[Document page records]

--- START ---

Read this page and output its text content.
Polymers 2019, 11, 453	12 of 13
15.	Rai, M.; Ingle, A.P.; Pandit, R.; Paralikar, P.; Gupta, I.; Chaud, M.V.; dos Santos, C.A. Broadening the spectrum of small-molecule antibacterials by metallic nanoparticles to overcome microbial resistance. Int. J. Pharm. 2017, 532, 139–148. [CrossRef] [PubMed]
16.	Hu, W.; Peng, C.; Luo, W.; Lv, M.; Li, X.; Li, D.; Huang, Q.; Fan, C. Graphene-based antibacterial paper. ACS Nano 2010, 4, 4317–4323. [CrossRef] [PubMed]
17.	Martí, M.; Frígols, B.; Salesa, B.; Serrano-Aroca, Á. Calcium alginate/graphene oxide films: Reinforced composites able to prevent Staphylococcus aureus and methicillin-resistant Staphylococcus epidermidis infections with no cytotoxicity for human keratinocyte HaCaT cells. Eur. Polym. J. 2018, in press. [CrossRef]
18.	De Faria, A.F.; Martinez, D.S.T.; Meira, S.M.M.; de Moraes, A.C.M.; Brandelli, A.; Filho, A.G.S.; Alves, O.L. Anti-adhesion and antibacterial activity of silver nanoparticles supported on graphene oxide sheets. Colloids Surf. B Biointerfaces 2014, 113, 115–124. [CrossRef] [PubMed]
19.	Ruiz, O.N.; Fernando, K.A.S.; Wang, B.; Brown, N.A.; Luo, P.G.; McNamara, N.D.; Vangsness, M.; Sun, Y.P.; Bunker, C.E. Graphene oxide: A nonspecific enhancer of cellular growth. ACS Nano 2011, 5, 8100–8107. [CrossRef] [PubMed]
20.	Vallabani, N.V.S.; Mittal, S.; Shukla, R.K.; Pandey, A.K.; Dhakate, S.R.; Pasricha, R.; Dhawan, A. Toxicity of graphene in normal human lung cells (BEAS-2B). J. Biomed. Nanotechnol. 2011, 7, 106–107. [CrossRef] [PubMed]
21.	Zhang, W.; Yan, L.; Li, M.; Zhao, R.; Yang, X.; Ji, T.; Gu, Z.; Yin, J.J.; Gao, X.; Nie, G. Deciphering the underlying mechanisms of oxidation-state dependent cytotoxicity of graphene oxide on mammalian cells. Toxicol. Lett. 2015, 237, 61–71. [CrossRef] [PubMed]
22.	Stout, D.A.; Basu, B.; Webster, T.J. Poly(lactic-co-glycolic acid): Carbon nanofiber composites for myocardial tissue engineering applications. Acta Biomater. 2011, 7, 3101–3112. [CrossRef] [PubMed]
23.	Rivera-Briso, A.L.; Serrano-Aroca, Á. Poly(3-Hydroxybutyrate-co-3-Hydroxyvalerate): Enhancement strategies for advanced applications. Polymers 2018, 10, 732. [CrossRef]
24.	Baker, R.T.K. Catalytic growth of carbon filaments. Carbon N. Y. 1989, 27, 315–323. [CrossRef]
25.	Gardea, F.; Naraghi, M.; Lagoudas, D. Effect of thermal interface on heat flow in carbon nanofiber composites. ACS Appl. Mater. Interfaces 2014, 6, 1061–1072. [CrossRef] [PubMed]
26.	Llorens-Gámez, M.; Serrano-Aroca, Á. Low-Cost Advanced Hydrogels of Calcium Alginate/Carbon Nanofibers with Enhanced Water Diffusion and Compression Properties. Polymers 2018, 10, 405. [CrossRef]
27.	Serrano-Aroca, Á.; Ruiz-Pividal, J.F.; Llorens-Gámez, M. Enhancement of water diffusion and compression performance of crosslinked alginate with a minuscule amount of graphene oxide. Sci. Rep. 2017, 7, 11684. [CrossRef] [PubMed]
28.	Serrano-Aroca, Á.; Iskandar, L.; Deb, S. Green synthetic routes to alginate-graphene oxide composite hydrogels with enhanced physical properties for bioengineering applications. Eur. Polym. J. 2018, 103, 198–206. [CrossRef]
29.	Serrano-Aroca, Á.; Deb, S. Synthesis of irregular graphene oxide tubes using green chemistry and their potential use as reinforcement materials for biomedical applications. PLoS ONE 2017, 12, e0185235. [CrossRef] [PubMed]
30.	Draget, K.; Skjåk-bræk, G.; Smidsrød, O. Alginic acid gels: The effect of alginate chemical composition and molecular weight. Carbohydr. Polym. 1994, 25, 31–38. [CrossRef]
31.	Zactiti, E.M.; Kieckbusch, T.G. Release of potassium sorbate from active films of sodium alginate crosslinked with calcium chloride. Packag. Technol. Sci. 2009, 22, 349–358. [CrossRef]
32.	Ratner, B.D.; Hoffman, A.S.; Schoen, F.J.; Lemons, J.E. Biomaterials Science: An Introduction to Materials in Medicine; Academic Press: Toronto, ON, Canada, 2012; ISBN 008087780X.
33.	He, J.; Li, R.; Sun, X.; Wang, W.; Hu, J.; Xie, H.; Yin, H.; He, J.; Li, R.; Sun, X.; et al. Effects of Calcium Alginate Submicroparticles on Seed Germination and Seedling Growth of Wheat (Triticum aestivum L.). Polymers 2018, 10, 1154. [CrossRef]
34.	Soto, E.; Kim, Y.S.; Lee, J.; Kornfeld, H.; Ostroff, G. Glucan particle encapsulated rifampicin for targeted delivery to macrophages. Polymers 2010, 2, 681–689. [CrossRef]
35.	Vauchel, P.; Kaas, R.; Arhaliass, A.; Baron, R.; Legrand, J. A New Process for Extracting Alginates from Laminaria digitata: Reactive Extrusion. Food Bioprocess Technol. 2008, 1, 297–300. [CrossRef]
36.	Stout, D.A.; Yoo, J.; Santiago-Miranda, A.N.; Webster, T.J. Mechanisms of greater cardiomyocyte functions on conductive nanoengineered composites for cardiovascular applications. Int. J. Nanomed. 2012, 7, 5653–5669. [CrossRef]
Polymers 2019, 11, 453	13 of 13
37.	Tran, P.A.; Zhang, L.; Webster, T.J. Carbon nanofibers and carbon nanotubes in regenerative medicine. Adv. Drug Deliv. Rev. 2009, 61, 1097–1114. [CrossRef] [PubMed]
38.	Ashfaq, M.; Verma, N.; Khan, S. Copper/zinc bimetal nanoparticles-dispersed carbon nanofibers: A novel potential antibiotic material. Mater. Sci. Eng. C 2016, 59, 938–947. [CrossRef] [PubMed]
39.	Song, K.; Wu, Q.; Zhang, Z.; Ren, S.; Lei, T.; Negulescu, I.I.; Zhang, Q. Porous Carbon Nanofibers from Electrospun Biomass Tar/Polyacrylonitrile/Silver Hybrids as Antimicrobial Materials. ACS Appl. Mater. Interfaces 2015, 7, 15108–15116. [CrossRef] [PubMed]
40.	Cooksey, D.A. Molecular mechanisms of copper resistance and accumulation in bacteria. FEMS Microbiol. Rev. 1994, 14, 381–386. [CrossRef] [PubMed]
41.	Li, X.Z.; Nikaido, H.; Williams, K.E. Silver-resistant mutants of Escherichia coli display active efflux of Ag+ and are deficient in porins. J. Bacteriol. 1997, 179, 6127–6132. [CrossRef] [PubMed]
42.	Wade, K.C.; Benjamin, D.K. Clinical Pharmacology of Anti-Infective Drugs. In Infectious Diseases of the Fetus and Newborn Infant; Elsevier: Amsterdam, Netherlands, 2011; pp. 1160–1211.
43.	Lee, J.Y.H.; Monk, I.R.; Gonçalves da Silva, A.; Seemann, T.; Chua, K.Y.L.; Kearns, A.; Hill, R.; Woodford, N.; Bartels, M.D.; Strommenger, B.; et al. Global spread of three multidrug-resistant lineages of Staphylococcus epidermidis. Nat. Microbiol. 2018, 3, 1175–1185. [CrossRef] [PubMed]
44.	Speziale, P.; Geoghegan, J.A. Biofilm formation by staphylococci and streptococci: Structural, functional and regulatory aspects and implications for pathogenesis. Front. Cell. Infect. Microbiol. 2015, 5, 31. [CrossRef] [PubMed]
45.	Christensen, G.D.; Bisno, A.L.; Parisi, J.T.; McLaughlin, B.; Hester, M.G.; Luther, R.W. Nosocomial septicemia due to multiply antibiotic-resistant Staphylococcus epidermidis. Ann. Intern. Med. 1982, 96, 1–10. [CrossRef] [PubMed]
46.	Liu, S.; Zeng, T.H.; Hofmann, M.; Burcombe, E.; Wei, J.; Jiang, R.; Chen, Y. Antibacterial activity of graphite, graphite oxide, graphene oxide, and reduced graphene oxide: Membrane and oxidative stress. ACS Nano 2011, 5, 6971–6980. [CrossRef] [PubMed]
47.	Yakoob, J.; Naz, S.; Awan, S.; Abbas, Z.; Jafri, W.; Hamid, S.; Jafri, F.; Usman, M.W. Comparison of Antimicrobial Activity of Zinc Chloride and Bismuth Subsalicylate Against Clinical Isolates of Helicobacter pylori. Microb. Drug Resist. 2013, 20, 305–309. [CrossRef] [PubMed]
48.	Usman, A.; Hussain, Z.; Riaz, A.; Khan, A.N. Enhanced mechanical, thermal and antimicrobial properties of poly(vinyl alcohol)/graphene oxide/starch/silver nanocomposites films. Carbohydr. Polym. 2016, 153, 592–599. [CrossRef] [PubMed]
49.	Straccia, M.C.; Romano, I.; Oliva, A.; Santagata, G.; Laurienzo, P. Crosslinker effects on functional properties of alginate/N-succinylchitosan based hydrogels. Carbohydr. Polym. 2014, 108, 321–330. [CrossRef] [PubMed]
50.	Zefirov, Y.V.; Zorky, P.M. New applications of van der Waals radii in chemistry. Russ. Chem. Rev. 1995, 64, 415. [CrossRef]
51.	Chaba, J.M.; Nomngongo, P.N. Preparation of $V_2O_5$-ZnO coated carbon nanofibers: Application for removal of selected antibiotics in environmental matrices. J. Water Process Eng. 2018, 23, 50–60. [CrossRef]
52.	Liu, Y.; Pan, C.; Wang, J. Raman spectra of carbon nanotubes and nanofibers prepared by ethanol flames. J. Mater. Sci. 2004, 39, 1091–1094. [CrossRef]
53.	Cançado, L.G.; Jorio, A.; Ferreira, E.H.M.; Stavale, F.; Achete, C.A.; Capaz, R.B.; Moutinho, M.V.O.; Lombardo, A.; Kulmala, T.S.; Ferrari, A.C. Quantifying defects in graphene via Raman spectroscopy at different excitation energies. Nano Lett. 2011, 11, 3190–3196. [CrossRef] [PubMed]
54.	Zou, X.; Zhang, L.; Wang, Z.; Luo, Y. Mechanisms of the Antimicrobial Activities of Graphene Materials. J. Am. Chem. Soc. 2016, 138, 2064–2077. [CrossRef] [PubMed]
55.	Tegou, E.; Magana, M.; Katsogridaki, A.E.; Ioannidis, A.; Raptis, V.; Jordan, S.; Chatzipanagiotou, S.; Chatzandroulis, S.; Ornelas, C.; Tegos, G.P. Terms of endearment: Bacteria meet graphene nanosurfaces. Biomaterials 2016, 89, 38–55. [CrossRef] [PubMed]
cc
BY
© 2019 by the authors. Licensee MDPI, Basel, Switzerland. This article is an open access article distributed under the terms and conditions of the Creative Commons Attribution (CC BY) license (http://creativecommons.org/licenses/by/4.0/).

--- END ---

_Exercise directions_: Only the number is wanted: how many lines of these entries contain the string "Raman"?

_Task output_: 2